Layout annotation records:
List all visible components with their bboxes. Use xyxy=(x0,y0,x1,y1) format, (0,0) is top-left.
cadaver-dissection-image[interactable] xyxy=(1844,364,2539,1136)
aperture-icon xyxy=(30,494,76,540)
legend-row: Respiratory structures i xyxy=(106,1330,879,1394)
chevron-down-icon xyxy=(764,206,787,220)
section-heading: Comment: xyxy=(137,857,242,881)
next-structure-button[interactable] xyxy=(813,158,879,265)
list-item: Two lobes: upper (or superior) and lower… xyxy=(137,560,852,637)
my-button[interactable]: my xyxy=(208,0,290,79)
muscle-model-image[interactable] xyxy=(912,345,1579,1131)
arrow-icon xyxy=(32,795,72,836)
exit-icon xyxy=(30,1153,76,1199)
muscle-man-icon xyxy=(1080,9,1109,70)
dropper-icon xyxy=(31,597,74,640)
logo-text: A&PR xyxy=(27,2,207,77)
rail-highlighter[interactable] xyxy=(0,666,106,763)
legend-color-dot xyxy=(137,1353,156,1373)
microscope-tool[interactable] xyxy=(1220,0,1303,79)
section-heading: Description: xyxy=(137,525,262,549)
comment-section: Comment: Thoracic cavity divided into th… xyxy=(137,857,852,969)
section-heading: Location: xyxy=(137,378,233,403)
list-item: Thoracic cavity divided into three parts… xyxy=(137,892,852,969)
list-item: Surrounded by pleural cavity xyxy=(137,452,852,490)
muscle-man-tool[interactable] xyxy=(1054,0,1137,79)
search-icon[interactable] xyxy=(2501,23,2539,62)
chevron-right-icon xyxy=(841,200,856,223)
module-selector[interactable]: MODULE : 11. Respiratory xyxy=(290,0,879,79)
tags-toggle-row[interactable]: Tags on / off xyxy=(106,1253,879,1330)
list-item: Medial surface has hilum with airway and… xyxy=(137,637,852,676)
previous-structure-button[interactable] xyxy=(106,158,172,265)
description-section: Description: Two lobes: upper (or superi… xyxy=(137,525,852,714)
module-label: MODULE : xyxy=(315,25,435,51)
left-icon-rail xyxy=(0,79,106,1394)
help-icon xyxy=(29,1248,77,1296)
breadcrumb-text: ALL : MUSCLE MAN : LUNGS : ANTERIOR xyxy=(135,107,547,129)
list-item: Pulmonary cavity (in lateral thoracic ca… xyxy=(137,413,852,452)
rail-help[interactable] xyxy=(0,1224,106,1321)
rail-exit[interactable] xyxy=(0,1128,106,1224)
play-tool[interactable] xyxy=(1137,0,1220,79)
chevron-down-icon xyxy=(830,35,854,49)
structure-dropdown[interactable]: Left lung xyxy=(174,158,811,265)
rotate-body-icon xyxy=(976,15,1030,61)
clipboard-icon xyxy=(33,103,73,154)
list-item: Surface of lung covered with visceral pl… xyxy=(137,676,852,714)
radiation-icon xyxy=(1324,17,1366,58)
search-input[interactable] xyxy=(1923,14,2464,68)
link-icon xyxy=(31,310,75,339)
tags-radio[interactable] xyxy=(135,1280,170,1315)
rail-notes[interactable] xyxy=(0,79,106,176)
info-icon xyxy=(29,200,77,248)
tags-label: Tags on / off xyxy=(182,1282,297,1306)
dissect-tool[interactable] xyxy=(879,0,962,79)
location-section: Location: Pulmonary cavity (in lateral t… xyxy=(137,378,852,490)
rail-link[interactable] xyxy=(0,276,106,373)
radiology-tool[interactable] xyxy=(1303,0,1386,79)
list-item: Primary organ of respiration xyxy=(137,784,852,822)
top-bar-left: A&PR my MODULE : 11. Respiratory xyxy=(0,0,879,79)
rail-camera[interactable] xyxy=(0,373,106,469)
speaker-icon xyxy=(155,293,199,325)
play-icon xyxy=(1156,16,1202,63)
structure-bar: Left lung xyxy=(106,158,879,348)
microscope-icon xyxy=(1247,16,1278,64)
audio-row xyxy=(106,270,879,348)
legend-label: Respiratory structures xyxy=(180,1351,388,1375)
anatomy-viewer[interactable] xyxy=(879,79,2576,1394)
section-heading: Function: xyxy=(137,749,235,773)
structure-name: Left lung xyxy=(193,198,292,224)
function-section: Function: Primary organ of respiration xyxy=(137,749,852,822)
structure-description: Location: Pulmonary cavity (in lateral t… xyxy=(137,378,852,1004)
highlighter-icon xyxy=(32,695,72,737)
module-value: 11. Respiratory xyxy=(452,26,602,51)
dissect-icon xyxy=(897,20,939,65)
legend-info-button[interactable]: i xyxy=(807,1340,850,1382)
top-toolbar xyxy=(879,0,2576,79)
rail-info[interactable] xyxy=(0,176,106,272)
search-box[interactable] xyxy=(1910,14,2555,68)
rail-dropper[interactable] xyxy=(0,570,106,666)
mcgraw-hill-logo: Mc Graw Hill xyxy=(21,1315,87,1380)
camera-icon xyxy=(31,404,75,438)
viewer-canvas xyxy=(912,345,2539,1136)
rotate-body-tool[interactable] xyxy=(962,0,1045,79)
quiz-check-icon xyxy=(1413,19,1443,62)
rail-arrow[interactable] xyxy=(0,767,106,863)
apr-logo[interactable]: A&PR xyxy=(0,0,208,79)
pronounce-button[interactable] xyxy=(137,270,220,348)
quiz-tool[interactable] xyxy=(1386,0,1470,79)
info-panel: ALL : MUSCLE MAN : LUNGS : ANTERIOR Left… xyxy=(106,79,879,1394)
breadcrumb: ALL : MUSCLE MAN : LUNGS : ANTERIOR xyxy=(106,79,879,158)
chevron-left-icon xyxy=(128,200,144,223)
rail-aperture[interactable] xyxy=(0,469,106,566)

==

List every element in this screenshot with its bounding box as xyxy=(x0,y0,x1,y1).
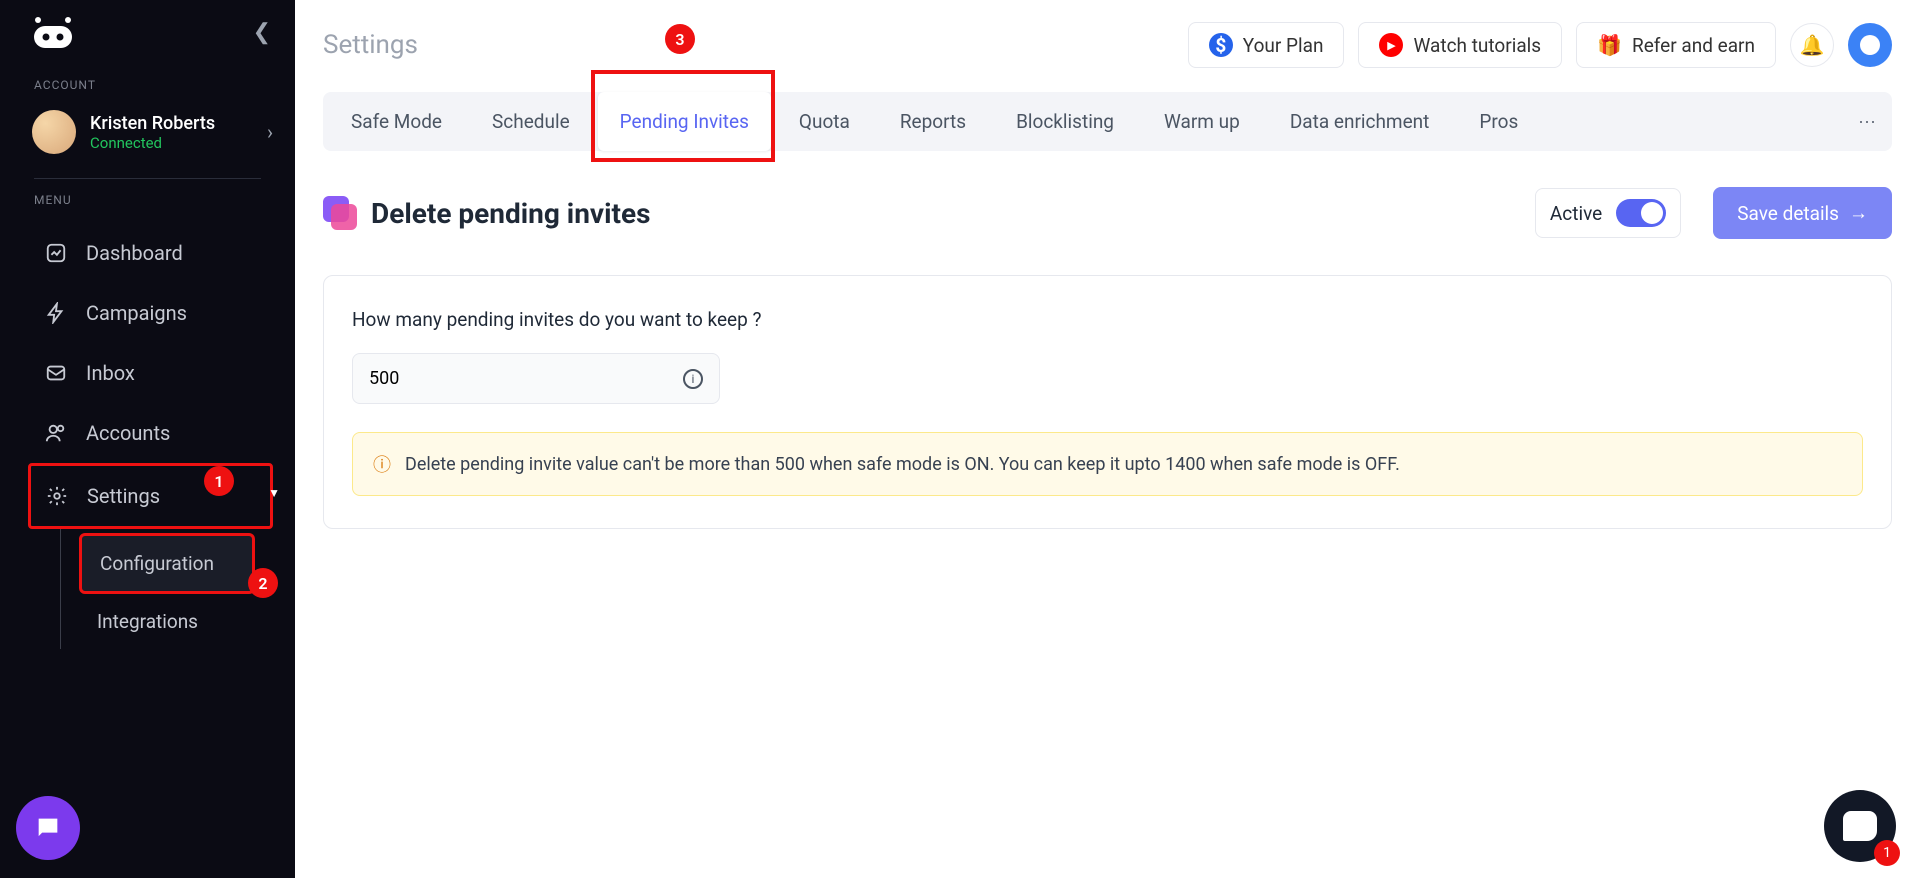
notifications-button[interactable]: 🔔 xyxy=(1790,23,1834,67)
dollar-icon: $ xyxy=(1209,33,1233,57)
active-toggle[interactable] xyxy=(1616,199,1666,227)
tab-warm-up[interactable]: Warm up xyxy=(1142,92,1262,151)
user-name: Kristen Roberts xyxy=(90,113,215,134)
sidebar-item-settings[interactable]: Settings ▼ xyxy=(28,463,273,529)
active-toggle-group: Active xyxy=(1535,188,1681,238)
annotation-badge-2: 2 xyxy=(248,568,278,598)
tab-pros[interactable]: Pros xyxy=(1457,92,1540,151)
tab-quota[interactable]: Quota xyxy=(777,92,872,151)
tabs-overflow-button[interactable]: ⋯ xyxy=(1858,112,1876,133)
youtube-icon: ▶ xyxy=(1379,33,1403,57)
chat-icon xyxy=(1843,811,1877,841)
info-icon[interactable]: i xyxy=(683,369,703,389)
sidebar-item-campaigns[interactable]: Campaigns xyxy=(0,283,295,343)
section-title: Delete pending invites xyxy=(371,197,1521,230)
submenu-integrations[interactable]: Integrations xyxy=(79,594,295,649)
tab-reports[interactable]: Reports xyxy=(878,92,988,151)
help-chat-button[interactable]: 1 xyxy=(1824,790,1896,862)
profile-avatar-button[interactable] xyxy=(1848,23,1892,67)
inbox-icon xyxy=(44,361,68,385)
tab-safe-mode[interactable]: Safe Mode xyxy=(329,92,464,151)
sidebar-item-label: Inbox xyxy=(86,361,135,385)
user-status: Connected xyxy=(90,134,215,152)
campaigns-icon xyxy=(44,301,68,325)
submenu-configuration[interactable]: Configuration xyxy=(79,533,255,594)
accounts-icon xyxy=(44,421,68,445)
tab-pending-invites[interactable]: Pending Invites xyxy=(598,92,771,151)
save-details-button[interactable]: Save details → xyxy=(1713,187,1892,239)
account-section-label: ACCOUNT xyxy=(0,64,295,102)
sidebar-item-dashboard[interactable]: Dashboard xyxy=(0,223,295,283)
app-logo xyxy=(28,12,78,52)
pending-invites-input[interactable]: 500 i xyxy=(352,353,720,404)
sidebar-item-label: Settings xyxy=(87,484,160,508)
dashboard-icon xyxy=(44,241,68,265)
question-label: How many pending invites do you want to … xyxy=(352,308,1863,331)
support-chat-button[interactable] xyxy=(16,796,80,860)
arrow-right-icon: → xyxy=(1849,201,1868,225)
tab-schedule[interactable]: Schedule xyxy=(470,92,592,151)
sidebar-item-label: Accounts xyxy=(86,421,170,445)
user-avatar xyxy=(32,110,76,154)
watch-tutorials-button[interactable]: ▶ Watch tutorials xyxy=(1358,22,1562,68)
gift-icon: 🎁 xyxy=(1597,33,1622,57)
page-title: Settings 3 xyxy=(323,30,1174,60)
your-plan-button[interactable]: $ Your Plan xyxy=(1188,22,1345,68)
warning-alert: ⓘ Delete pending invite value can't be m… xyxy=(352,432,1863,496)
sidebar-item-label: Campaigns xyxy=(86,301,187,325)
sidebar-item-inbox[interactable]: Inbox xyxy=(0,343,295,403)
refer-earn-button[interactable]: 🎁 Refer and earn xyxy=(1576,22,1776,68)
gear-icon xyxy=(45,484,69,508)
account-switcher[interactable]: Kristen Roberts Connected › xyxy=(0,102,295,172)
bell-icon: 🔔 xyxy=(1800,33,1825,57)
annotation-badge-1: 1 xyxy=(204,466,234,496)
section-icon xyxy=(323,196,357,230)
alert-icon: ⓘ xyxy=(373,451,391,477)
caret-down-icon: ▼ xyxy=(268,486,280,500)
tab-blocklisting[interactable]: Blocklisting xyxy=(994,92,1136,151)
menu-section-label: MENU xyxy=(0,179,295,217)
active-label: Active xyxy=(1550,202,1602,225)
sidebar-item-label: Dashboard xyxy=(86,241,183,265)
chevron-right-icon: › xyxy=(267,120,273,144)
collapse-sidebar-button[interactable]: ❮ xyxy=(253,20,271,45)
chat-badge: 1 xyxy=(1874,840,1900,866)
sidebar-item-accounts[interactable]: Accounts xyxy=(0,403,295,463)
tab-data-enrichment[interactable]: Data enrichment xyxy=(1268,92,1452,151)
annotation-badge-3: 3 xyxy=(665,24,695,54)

AIM: Output the lines of the records starting at the line containing "notifications-button[interactable]: 🔔 xyxy=(1790,23,1834,67)" and ending at the line containing "youtube-icon: ▶ xyxy=(1379,33,1403,57)" as a JSON list of strings, one string per line. Leave out blank lines and anything outside that span.

SOLUTION:
[
  "notifications-button[interactable]: 🔔 xyxy=(1790,23,1834,67)",
  "dollar-icon: $ xyxy=(1209,33,1233,57)",
  "active-toggle[interactable] xyxy=(1616,199,1666,227)",
  "tab-warm-up[interactable]: Warm up xyxy=(1142,92,1262,151)",
  "user-name: Kristen Roberts xyxy=(90,113,215,134)",
  "sidebar-item-settings[interactable]: Settings ▼ xyxy=(28,463,273,529)",
  "active-toggle-group: Active xyxy=(1535,188,1681,238)",
  "annotation-badge-2: 2 xyxy=(248,568,278,598)",
  "tab-pros[interactable]: Pros xyxy=(1457,92,1540,151)",
  "tab-quota[interactable]: Quota xyxy=(777,92,872,151)",
  "tabs-overflow-button[interactable]: ⋯ xyxy=(1858,112,1876,133)",
  "youtube-icon: ▶ xyxy=(1379,33,1403,57)"
]